Do this >> Determine how many lines of the material hold the string "signage" and reply with only that number.

━━━━━━━━

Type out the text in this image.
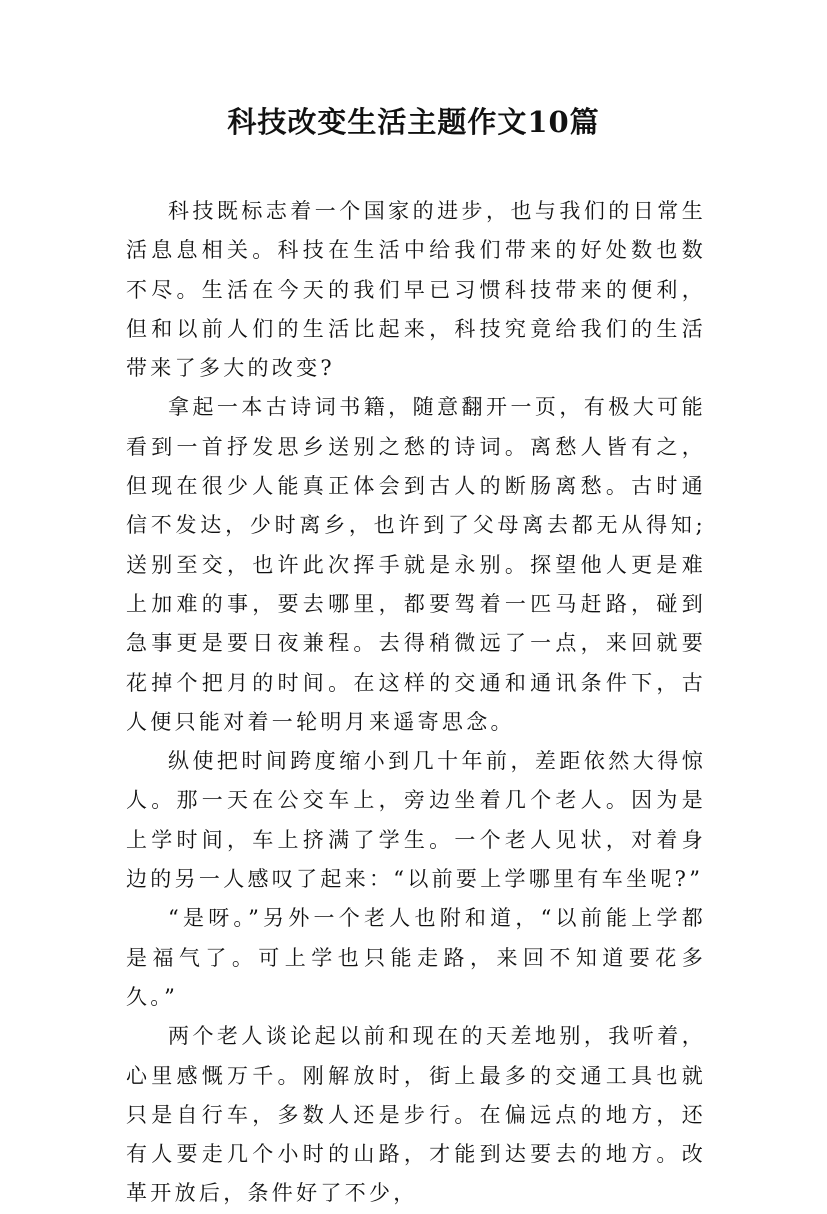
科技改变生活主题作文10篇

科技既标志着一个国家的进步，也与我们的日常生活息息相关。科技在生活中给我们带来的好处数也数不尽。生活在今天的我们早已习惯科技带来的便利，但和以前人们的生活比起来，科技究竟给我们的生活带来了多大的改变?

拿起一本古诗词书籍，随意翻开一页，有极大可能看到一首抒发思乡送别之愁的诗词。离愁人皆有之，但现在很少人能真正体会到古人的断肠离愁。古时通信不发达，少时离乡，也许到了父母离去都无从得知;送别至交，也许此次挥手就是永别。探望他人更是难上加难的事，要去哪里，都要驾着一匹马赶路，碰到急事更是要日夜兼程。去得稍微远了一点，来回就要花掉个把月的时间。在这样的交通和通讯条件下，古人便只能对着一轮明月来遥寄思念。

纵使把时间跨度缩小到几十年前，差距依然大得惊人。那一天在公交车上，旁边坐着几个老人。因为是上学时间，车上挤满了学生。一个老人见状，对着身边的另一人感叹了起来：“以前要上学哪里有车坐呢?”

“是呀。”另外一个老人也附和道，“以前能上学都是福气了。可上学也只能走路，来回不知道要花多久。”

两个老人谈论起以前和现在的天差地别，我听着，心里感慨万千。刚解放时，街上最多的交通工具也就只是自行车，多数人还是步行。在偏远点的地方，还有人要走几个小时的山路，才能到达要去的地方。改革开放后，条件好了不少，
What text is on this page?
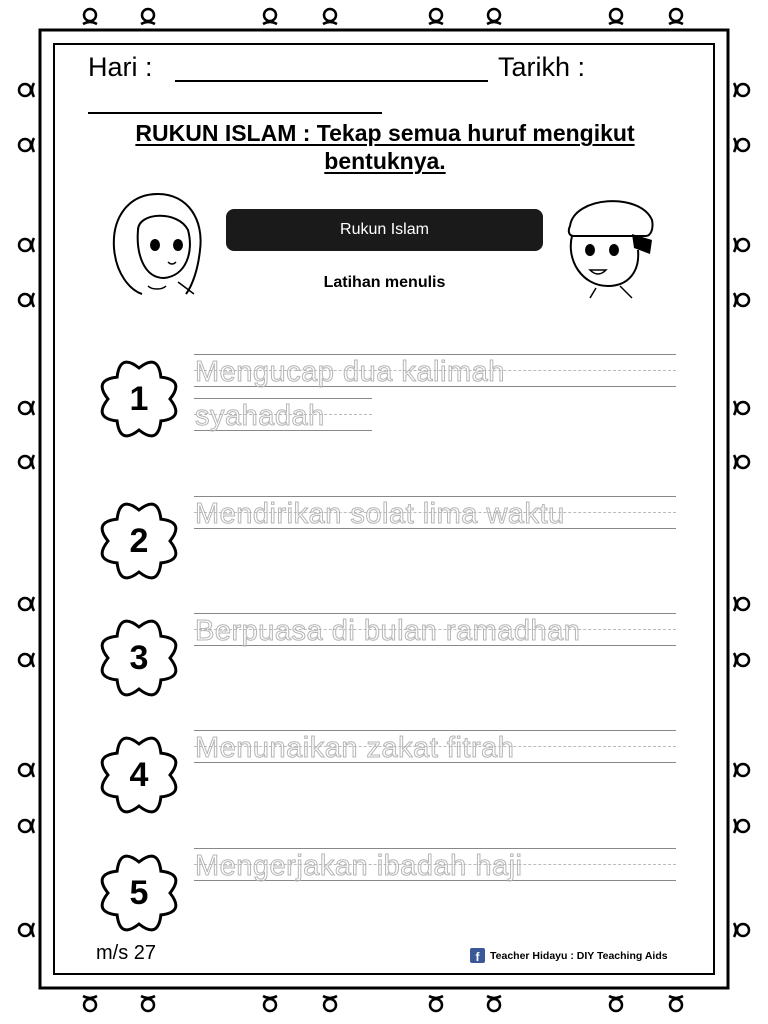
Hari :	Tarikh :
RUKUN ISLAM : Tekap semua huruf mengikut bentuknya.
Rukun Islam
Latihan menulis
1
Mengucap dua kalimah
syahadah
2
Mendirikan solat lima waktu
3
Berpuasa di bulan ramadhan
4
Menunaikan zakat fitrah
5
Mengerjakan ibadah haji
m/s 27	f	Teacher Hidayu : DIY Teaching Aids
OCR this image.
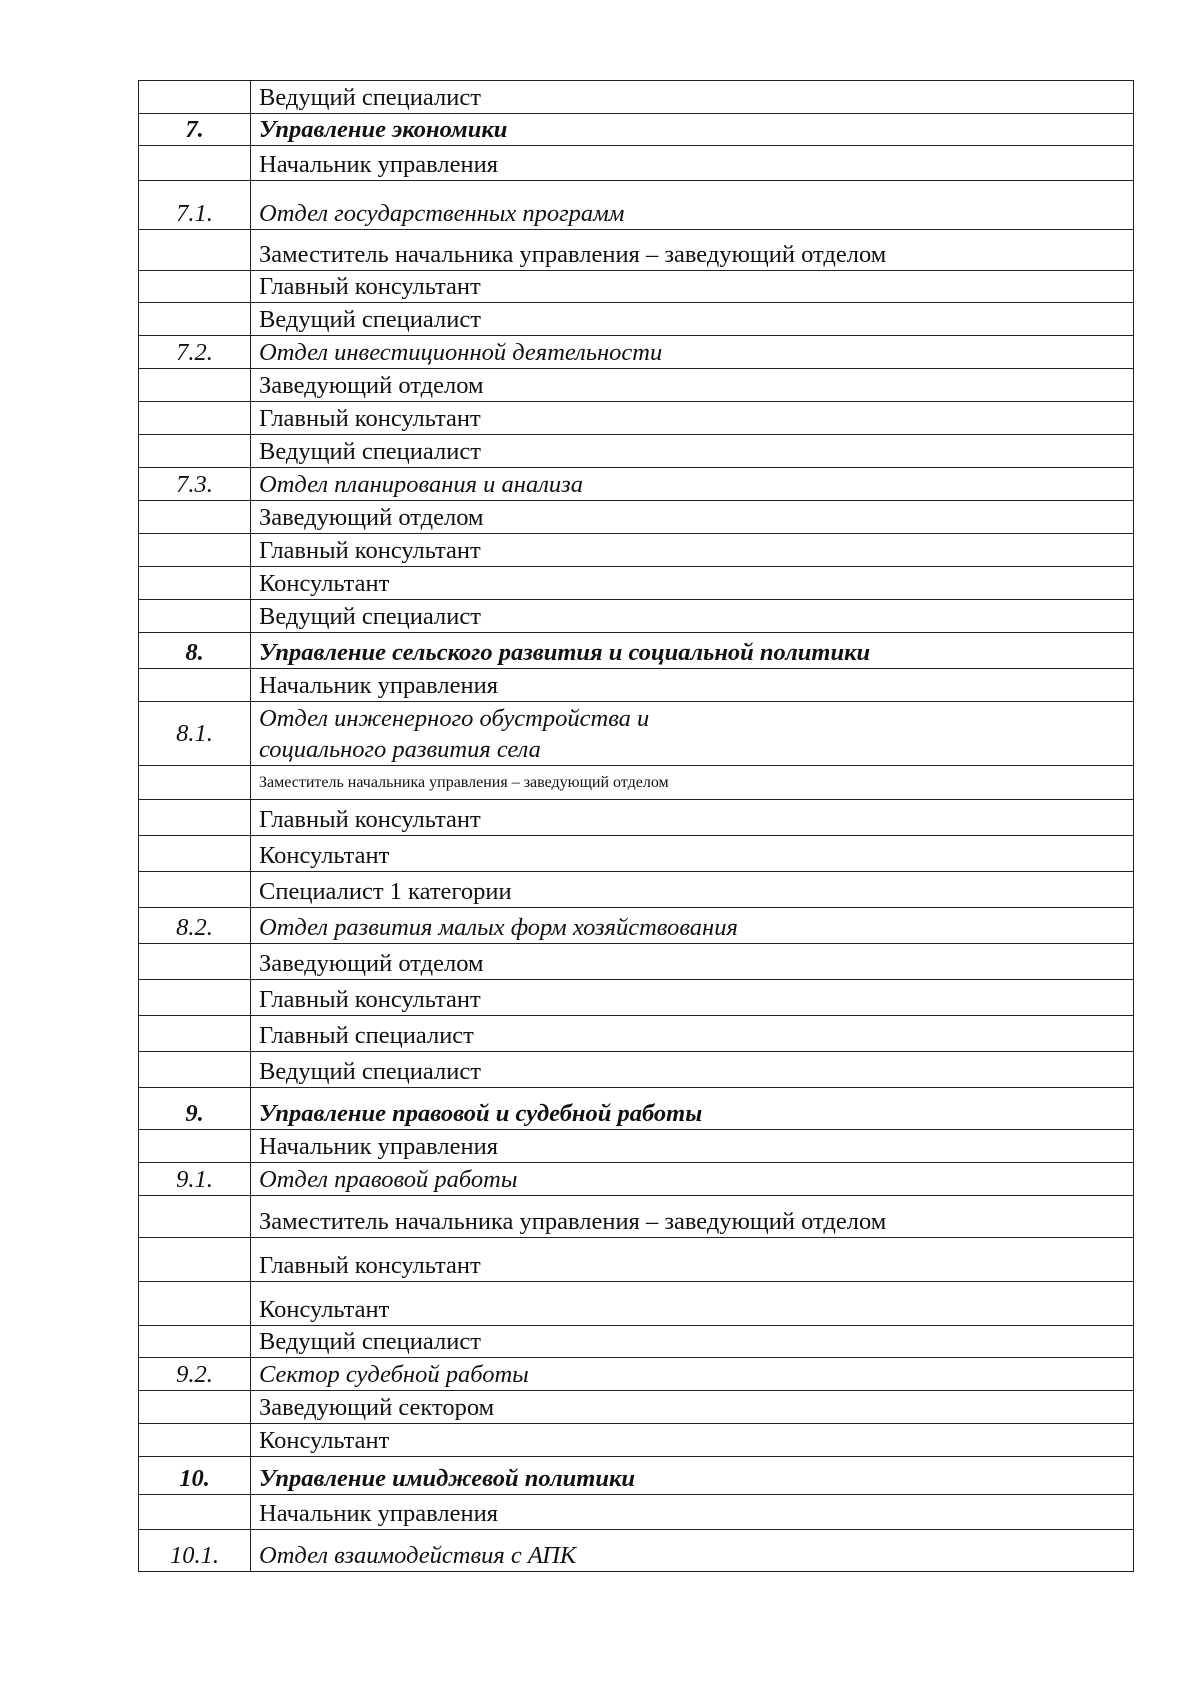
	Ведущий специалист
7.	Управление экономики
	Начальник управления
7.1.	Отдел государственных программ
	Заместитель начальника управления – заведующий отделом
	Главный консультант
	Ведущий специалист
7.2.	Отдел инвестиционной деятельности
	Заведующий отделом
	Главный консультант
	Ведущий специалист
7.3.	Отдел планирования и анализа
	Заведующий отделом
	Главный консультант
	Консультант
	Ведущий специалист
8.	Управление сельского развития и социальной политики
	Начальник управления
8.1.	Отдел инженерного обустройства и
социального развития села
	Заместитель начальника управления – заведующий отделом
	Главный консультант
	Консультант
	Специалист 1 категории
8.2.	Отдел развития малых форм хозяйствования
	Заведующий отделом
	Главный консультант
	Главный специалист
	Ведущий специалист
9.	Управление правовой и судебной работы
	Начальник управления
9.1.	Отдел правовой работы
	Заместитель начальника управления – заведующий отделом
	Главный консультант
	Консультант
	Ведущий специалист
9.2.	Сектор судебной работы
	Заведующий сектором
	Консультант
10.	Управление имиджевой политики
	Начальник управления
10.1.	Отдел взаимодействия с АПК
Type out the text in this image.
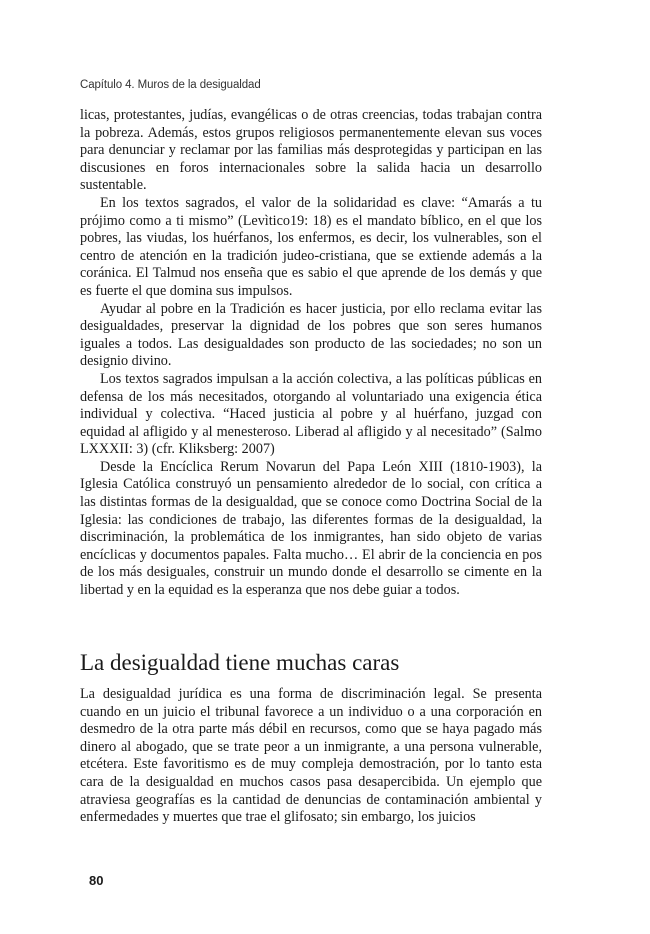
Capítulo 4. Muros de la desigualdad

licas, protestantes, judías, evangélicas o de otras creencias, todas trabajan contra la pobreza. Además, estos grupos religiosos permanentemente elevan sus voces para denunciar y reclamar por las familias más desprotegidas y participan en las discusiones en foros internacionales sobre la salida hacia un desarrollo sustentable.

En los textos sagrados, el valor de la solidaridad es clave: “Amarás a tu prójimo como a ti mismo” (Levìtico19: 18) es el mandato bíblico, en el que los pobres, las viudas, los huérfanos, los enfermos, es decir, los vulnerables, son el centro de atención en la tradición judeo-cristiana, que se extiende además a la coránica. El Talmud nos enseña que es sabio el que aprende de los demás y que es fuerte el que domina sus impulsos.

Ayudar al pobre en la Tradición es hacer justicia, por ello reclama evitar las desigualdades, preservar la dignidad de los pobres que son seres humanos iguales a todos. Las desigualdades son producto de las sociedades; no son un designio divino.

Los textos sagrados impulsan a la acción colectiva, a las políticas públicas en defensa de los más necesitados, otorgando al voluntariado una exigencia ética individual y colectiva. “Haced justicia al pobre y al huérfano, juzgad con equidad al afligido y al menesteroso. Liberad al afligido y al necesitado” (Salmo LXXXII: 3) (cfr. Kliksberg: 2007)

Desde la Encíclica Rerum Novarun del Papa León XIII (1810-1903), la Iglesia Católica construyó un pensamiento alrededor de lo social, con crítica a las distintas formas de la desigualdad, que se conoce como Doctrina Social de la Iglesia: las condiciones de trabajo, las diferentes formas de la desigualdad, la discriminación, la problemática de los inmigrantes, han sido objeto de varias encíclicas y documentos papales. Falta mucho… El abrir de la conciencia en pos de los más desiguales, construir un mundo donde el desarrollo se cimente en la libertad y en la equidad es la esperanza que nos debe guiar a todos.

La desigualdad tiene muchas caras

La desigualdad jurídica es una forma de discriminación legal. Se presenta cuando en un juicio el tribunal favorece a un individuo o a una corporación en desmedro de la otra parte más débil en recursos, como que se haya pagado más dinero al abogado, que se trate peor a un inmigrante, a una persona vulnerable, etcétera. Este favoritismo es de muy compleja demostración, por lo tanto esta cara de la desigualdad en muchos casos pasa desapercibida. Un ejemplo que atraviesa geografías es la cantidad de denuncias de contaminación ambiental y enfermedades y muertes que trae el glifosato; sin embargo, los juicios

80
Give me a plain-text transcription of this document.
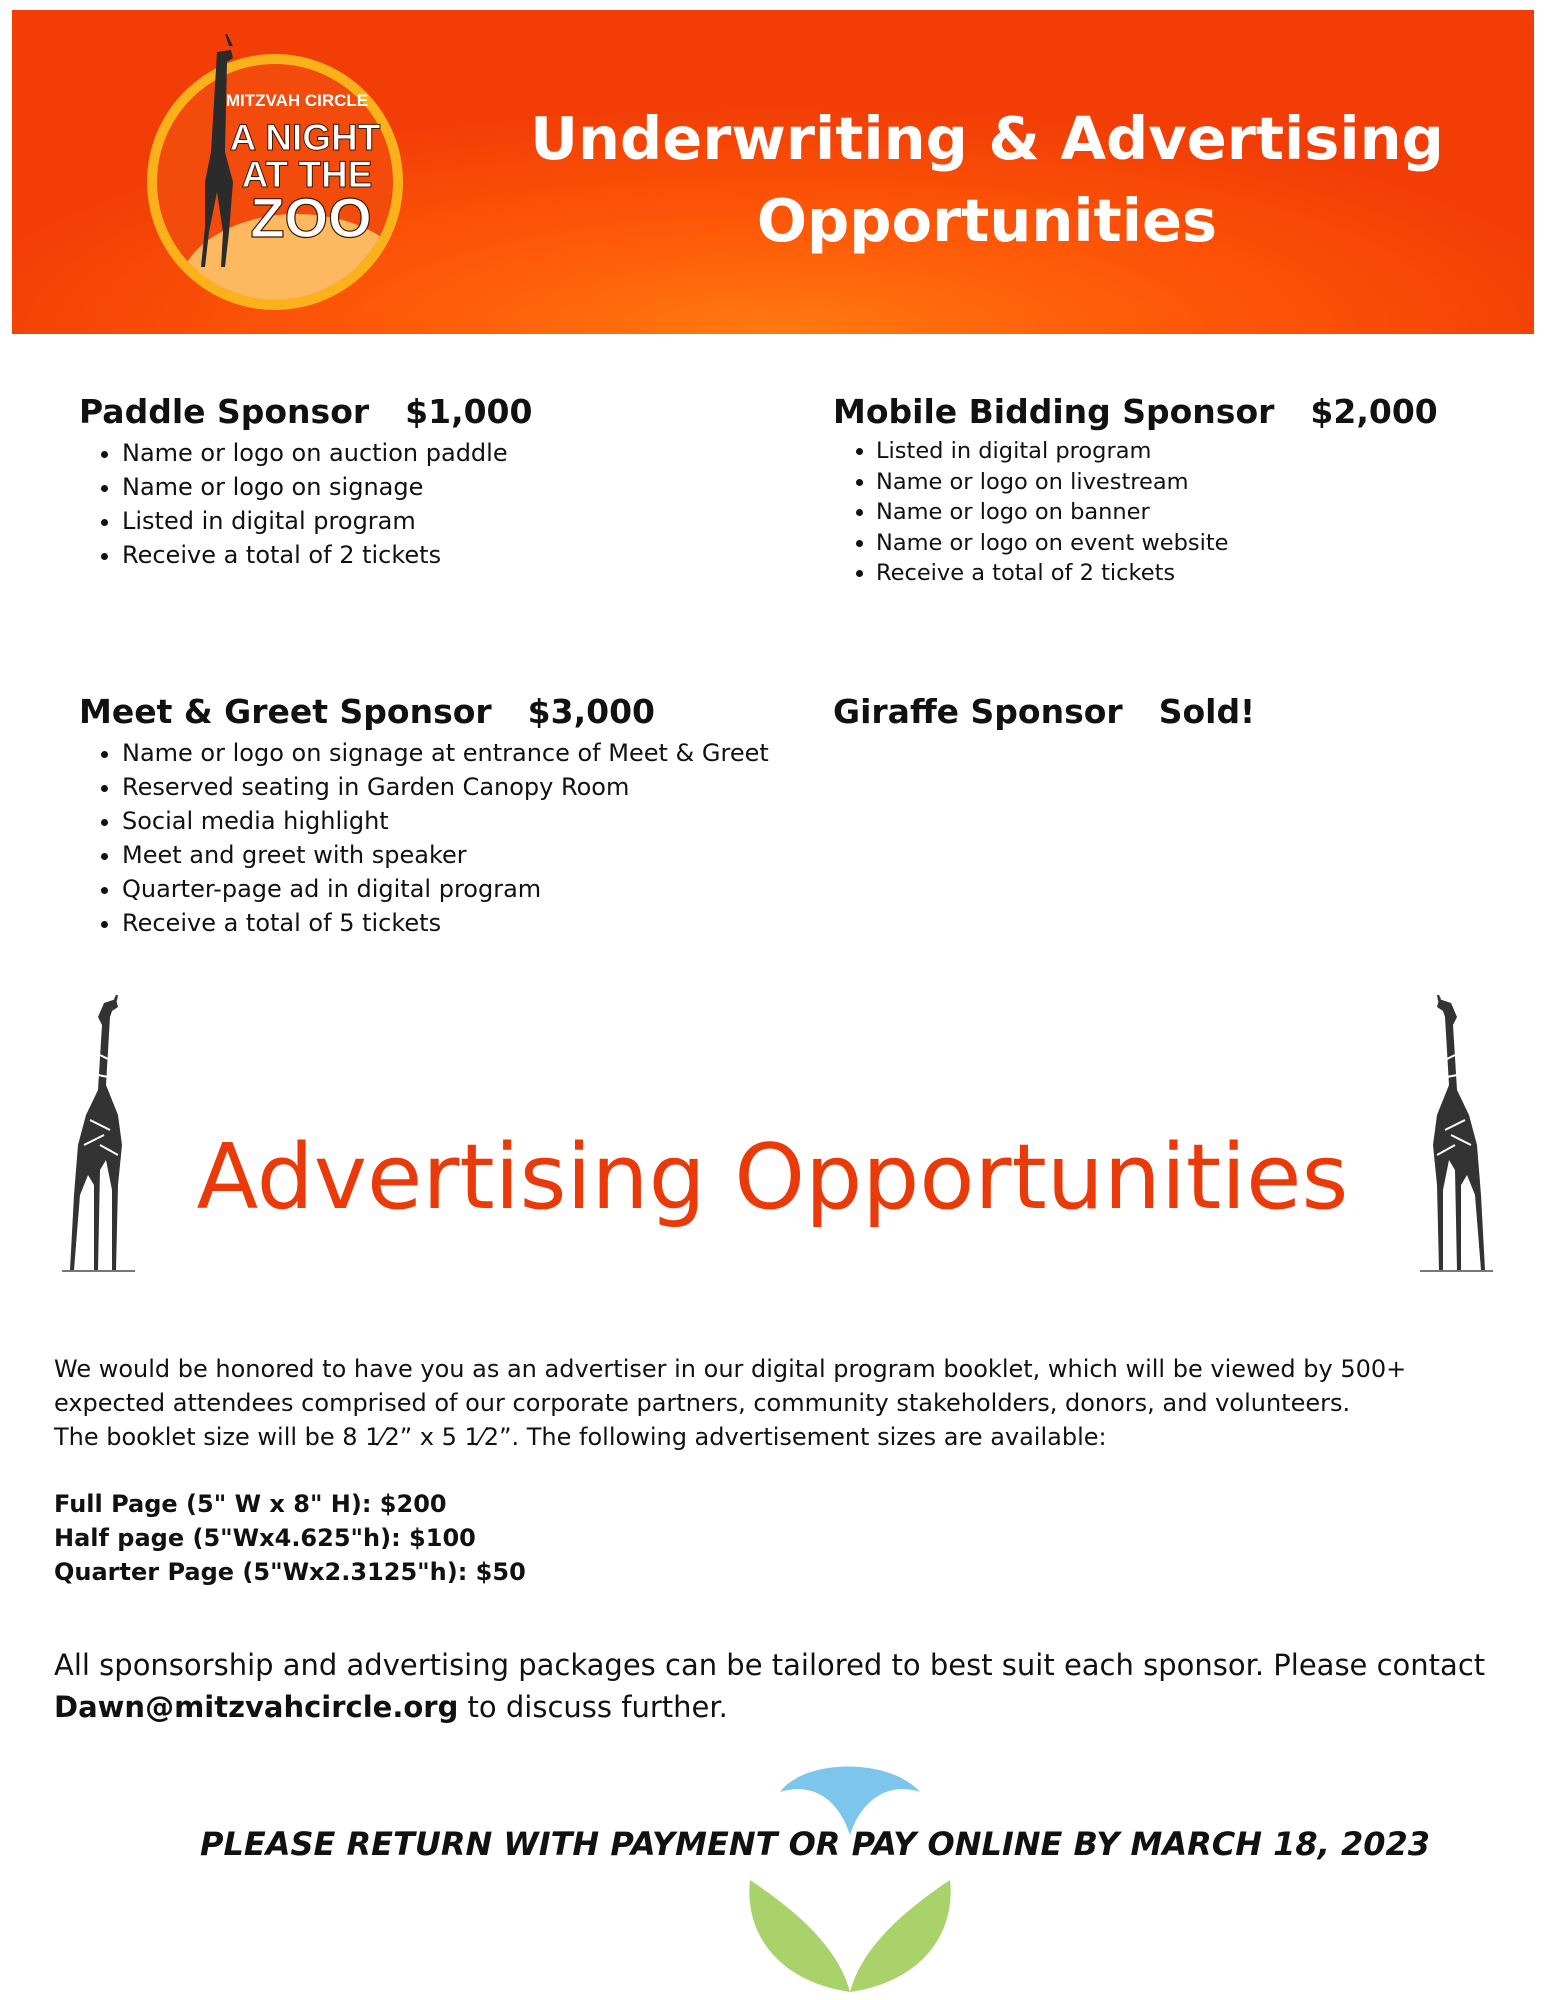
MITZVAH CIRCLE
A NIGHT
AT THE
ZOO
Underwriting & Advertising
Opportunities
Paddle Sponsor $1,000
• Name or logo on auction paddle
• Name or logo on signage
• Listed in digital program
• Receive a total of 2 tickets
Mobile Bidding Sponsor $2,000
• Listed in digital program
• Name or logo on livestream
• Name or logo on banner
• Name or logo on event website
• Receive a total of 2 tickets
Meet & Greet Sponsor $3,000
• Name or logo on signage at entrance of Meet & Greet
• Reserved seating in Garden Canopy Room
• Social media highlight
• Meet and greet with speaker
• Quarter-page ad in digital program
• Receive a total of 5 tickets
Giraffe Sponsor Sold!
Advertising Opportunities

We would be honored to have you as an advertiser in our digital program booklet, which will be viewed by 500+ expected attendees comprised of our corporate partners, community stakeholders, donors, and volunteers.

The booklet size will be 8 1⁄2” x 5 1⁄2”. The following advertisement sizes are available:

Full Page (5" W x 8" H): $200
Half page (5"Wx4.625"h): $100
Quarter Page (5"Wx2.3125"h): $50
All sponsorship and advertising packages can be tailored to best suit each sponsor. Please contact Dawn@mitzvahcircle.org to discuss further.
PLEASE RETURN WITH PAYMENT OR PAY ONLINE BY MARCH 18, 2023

━━━━━━━━

Expected answer >> 2